Pictures are not part of the copy; repeat everything else in the records exactly.

[Figure dataset records]
· · · ·

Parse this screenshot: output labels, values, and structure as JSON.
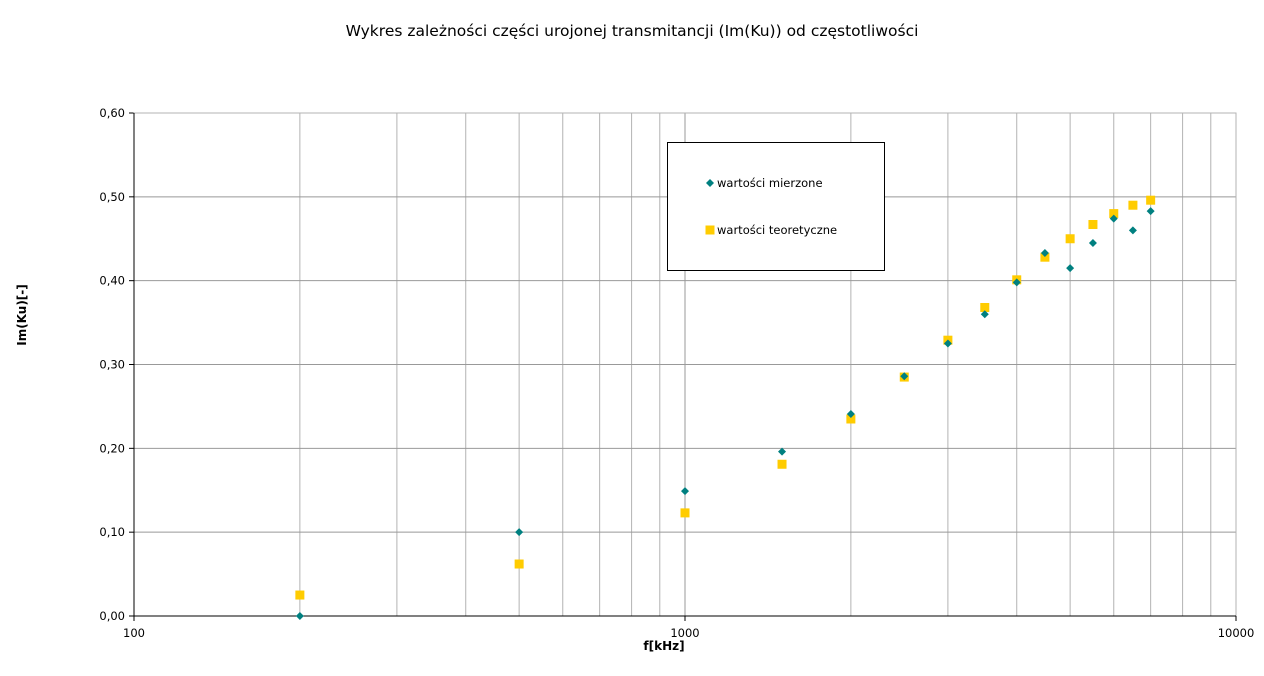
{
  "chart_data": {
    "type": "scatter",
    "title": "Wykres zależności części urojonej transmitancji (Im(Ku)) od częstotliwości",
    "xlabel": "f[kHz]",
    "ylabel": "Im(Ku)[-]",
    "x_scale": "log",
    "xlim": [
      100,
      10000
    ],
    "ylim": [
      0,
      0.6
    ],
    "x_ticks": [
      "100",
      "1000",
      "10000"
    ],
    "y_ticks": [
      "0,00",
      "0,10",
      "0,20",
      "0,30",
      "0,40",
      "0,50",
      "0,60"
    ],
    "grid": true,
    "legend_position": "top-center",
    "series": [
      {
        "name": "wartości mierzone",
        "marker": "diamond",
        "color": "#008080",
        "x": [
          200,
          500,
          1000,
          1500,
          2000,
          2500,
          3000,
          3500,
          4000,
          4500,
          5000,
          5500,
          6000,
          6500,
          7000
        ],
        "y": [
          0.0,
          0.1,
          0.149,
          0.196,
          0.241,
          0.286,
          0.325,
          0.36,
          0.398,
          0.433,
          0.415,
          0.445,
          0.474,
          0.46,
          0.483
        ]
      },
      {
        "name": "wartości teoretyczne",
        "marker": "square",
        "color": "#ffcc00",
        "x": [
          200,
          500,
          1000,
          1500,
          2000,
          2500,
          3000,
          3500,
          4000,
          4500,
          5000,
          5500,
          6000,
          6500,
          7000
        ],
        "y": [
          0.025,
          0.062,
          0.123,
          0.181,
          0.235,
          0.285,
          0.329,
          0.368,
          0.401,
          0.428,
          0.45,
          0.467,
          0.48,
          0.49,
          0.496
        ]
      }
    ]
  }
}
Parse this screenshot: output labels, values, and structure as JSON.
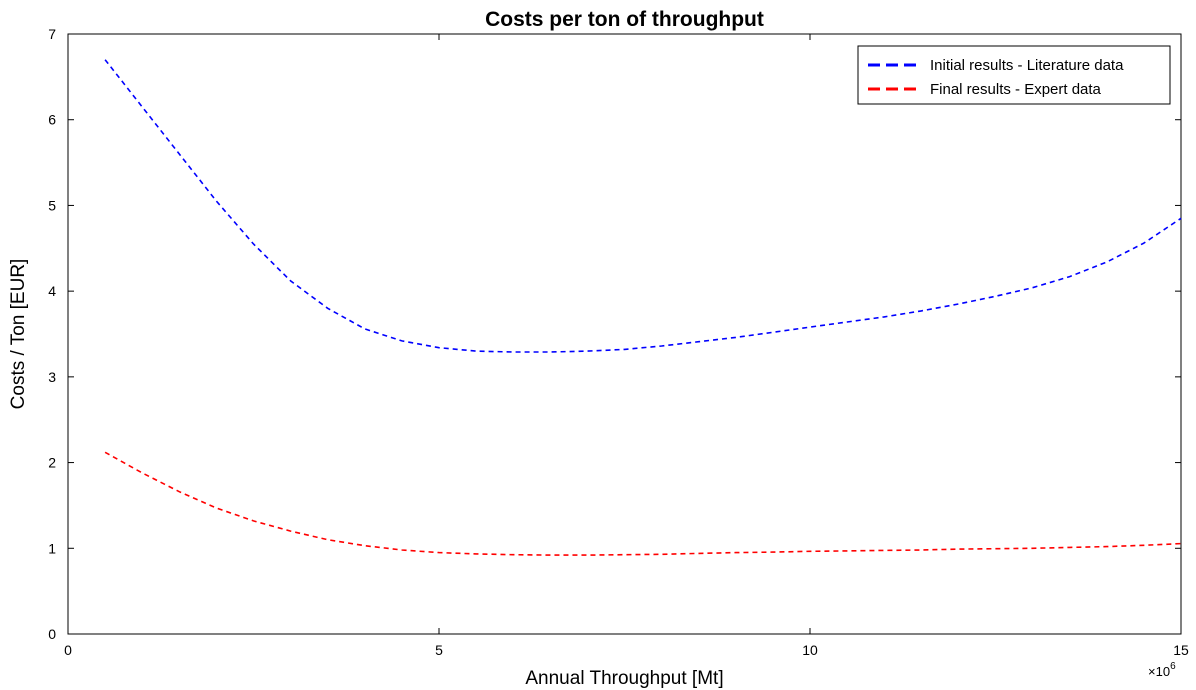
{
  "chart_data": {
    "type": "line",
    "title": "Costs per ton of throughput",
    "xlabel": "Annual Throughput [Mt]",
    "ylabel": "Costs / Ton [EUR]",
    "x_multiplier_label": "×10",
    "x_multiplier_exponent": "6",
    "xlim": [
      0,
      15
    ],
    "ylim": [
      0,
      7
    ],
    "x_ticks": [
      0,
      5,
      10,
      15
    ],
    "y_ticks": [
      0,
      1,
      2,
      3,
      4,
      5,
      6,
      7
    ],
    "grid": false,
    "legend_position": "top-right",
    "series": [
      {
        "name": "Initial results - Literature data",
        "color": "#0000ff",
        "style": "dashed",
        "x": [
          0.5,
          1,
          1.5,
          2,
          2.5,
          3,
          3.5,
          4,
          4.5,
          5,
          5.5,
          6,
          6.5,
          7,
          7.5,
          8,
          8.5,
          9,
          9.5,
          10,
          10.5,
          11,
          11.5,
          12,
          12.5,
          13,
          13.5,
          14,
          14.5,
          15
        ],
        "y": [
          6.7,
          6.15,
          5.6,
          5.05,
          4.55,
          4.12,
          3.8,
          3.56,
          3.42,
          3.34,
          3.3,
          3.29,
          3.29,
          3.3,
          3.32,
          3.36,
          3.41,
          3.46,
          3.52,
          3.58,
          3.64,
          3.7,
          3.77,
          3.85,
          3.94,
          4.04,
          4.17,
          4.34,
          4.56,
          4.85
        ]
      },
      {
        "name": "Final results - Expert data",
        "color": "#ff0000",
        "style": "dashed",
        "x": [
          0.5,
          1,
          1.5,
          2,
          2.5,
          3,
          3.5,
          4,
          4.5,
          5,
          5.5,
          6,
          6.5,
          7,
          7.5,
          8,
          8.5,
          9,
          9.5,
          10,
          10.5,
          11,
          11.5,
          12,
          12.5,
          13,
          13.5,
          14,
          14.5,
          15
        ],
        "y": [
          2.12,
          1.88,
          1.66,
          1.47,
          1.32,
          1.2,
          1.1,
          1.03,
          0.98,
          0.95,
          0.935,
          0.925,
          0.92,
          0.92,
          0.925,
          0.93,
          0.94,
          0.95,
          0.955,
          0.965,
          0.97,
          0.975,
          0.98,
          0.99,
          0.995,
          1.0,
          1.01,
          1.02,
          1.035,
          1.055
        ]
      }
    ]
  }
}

· · · ·

§ **WRITTEN REPLY**
Parse this screenshot: output labels, values, and structure as JSON.
{
  "chart_data": {
    "type": "scatter",
    "title": "Wykres zależności części urojonej transmitancji (Im(Ku)) od częstotliwości",
    "xlabel": "f[kHz]",
    "ylabel": "Im(Ku)[-]",
    "x_scale": "log",
    "xlim": [
      100,
      10000
    ],
    "ylim": [
      0,
      0.6
    ],
    "x_ticks": [
      "100",
      "1000",
      "10000"
    ],
    "y_ticks": [
      "0,00",
      "0,10",
      "0,20",
      "0,30",
      "0,40",
      "0,50",
      "0,60"
    ],
    "grid": true,
    "legend_position": "top-center",
    "series": [
      {
        "name": "wartości mierzone",
        "marker": "diamond",
        "color": "#008080",
        "x": [
          200,
          500,
          1000,
          1500,
          2000,
          2500,
          3000,
          3500,
          4000,
          4500,
          5000,
          5500,
          6000,
          6500,
          7000
        ],
        "y": [
          0.0,
          0.1,
          0.149,
          0.196,
          0.241,
          0.286,
          0.325,
          0.36,
          0.398,
          0.433,
          0.415,
          0.445,
          0.474,
          0.46,
          0.483
        ]
      },
      {
        "name": "wartości teoretyczne",
        "marker": "square",
        "color": "#ffcc00",
        "x": [
          200,
          500,
          1000,
          1500,
          2000,
          2500,
          3000,
          3500,
          4000,
          4500,
          5000,
          5500,
          6000,
          6500,
          7000
        ],
        "y": [
          0.025,
          0.062,
          0.123,
          0.181,
          0.235,
          0.285,
          0.329,
          0.368,
          0.401,
          0.428,
          0.45,
          0.467,
          0.48,
          0.49,
          0.496
        ]
      }
    ]
  }
}
Parse this screenshot: output labels, values, and structure as JSON.
{
  "chart_data": {
    "type": "line",
    "title": "Costs per ton of throughput",
    "xlabel": "Annual Throughput [Mt]",
    "ylabel": "Costs / Ton [EUR]",
    "x_multiplier_label": "×10",
    "x_multiplier_exponent": "6",
    "xlim": [
      0,
      15
    ],
    "ylim": [
      0,
      7
    ],
    "x_ticks": [
      0,
      5,
      10,
      15
    ],
    "y_ticks": [
      0,
      1,
      2,
      3,
      4,
      5,
      6,
      7
    ],
    "grid": false,
    "legend_position": "top-right",
    "series": [
      {
        "name": "Initial results - Literature data",
        "color": "#0000ff",
        "style": "dashed",
        "x": [
          0.5,
          1,
          1.5,
          2,
          2.5,
          3,
          3.5,
          4,
          4.5,
          5,
          5.5,
          6,
          6.5,
          7,
          7.5,
          8,
          8.5,
          9,
          9.5,
          10,
          10.5,
          11,
          11.5,
          12,
          12.5,
          13,
          13.5,
          14,
          14.5,
          15
        ],
        "y": [
          6.7,
          6.15,
          5.6,
          5.05,
          4.55,
          4.12,
          3.8,
          3.56,
          3.42,
          3.34,
          3.3,
          3.29,
          3.29,
          3.3,
          3.32,
          3.36,
          3.41,
          3.46,
          3.52,
          3.58,
          3.64,
          3.7,
          3.77,
          3.85,
          3.94,
          4.04,
          4.17,
          4.34,
          4.56,
          4.85
        ]
      },
      {
        "name": "Final results - Expert data",
        "color": "#ff0000",
        "style": "dashed",
        "x": [
          0.5,
          1,
          1.5,
          2,
          2.5,
          3,
          3.5,
          4,
          4.5,
          5,
          5.5,
          6,
          6.5,
          7,
          7.5,
          8,
          8.5,
          9,
          9.5,
          10,
          10.5,
          11,
          11.5,
          12,
          12.5,
          13,
          13.5,
          14,
          14.5,
          15
        ],
        "y": [
          2.12,
          1.88,
          1.66,
          1.47,
          1.32,
          1.2,
          1.1,
          1.03,
          0.98,
          0.95,
          0.935,
          0.925,
          0.92,
          0.92,
          0.925,
          0.93,
          0.94,
          0.95,
          0.955,
          0.965,
          0.97,
          0.975,
          0.98,
          0.99,
          0.995,
          1.0,
          1.01,
          1.02,
          1.035,
          1.055
        ]
      }
    ]
  }
}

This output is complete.